===== The records =====

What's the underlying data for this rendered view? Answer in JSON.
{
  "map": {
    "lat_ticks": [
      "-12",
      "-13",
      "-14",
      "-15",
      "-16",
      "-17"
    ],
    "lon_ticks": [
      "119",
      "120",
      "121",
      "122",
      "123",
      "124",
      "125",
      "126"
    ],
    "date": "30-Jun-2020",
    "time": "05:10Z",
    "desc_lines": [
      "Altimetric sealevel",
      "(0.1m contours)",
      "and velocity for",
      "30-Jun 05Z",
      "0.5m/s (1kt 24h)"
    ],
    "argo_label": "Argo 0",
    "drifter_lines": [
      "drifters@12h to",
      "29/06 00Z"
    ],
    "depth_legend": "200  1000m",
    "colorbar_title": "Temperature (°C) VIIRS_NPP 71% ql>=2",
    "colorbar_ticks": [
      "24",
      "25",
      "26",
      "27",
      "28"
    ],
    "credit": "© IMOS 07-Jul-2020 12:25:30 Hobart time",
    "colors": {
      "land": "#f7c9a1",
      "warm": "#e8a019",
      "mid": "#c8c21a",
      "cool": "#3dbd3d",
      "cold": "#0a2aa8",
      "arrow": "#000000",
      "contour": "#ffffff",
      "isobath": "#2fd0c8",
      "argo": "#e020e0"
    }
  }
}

=====

## Written instruction
From the listing above, extract every line exactly as it stands.

## Answer
What's the underlying data for this rendered view? Answer in JSON.
{
  "map": {
    "lat_ticks": [
      "-12",
      "-13",
      "-14",
      "-15",
      "-16",
      "-17"
    ],
    "lon_ticks": [
      "119",
      "120",
      "121",
      "122",
      "123",
      "124",
      "125",
      "126"
    ],
    "date": "30-Jun-2020",
    "time": "05:10Z",
    "desc_lines": [
      "Altimetric sealevel",
      "(0.1m contours)",
      "and velocity for",
      "30-Jun 05Z",
      "0.5m/s (1kt 24h)"
    ],
    "argo_label": "Argo 0",
    "drifter_lines": [
      "drifters@12h to",
      "29/06 00Z"
    ],
    "depth_legend": "200  1000m",
    "colorbar_title": "Temperature (°C) VIIRS_NPP 71% ql>=2",
    "colorbar_ticks": [
      "24",
      "25",
      "26",
      "27",
      "28"
    ],
    "credit": "© IMOS 07-Jul-2020 12:25:30 Hobart time",
    "colors": {
      "land": "#f7c9a1",
      "warm": "#e8a019",
      "mid": "#c8c21a",
      "cool": "#3dbd3d",
      "cold": "#0a2aa8",
      "arrow": "#000000",
      "contour": "#ffffff",
      "isobath": "#2fd0c8",
      "argo": "#e020e0"
    }
  }
}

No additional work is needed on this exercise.